- DOCUMENT TEXT
----------------

Tibetan Buddhist scholar

Geshe Lhakdor , also Geshe Lobsang Jordhen and Geshe Lhakdor Lobsang Jordan , (born in 1956) is a Tibetan Buddhist scholar who has co-authored and co-translated several books on Tibetan Buddhism. He was also an English translator of the 14th Dalai Lama. He is a Director of the Library of Tibetan Works and Archives in Dharamshala, India. He is also an Honorary Professor at the University of British Columbia, Canada.

== Early life ==
He was born in Yakra, Tibet in 1956. He had to escape from Tibet, when he was only 6 years old in 1962. After coming into exile he attended the Central School for Tibetans in Dalhousie, India from 1972 to 1976.

In 1976, he joined Institute for Buddhist Dialectics in Dharamshala, India where he studied Buddhist Philosophy and successfully completed his Master of Prajnaparamita in 1982.

From 1986 to 1989, he worked as a translator and research assistant at the Tibet House in New Delhi.

----------------

- SUPPLIED INFORMATION
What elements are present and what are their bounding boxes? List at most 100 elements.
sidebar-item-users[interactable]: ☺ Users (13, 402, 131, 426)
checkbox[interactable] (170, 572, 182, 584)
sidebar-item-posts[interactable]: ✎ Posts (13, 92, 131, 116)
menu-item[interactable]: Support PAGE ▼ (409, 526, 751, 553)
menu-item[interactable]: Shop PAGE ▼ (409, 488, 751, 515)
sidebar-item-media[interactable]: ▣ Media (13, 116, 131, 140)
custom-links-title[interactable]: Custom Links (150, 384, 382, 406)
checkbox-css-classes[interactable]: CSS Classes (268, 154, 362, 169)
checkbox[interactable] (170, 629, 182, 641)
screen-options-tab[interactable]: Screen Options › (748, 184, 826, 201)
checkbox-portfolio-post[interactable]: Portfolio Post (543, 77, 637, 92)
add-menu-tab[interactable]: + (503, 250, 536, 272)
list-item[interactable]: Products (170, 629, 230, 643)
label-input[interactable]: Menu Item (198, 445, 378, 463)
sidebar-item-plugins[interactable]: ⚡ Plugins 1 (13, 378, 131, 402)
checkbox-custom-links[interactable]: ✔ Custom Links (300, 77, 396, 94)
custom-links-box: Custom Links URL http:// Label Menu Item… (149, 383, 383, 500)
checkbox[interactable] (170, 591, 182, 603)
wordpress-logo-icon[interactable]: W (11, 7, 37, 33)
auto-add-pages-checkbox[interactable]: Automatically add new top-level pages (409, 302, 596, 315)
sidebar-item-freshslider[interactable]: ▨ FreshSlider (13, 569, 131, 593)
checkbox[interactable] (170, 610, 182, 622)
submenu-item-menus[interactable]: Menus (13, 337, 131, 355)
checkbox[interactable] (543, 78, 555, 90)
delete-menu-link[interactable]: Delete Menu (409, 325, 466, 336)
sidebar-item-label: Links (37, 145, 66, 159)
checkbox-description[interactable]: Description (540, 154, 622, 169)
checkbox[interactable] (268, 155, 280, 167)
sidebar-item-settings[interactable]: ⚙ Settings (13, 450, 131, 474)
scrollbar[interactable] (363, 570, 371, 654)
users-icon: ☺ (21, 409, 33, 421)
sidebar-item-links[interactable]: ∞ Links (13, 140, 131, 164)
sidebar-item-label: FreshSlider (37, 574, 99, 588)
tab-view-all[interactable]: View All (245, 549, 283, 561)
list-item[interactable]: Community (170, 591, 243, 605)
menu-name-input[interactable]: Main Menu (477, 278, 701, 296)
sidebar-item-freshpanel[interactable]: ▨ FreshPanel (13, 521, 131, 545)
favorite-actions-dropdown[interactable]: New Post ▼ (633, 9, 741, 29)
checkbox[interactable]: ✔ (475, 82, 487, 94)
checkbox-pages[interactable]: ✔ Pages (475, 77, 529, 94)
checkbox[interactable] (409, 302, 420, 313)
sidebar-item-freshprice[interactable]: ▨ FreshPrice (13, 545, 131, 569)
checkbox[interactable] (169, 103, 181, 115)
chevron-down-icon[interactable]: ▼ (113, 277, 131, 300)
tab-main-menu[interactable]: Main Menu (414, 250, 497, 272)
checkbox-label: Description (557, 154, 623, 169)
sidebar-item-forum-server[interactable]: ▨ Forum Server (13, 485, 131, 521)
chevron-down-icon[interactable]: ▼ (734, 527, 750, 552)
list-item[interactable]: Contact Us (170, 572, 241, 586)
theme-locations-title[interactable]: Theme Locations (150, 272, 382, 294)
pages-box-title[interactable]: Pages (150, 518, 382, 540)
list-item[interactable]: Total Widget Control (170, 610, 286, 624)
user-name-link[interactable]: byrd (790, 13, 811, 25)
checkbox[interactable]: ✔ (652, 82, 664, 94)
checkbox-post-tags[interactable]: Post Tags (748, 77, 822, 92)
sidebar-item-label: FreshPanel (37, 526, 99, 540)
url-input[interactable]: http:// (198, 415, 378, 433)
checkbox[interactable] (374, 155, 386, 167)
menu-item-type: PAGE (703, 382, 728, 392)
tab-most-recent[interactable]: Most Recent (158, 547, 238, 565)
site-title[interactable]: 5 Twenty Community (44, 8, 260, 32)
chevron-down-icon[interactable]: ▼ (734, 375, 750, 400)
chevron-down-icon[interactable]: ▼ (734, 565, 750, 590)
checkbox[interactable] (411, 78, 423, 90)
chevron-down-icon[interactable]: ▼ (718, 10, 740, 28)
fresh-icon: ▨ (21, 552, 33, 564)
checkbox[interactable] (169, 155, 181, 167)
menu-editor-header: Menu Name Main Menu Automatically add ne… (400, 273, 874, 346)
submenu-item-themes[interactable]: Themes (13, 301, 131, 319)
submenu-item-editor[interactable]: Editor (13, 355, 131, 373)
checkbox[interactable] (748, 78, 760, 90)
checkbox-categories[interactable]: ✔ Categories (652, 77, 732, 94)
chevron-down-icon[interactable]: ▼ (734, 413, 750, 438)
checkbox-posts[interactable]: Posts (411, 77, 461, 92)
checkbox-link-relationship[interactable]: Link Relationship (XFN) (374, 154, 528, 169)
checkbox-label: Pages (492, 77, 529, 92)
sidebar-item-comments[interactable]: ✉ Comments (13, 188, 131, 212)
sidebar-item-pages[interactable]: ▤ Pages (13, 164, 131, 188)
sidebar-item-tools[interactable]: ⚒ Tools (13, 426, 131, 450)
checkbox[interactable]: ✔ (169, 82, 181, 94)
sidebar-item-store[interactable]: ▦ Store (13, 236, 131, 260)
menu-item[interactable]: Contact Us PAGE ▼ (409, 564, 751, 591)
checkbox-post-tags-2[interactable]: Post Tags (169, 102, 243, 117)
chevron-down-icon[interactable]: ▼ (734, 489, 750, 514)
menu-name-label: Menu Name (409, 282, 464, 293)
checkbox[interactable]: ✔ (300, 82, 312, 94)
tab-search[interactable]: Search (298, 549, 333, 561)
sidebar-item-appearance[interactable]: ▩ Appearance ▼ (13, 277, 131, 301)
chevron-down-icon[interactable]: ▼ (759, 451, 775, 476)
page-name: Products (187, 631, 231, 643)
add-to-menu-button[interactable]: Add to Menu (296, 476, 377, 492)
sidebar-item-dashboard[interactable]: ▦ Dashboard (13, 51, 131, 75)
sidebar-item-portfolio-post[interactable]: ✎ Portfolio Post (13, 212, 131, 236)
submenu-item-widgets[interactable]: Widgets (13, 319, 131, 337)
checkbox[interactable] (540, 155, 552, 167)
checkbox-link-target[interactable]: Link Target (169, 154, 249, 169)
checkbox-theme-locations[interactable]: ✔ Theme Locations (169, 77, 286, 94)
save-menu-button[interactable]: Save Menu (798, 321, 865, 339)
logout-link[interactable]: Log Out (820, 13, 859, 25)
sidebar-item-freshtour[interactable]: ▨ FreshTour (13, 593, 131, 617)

----------------

Answer these from the text on Geshe Lhakdor:
1. Which university lists him as an Honorary Professor?
2. What did he complete in 1982?
3. Where did he work as a translator and research assistant from 1986 to 1989?

- RESULT OF THIS EXERCISE
1. The University of British Columbia, Canada.
2. His Master of Prajnaparamita.
3. At the Tibet House in New Delhi.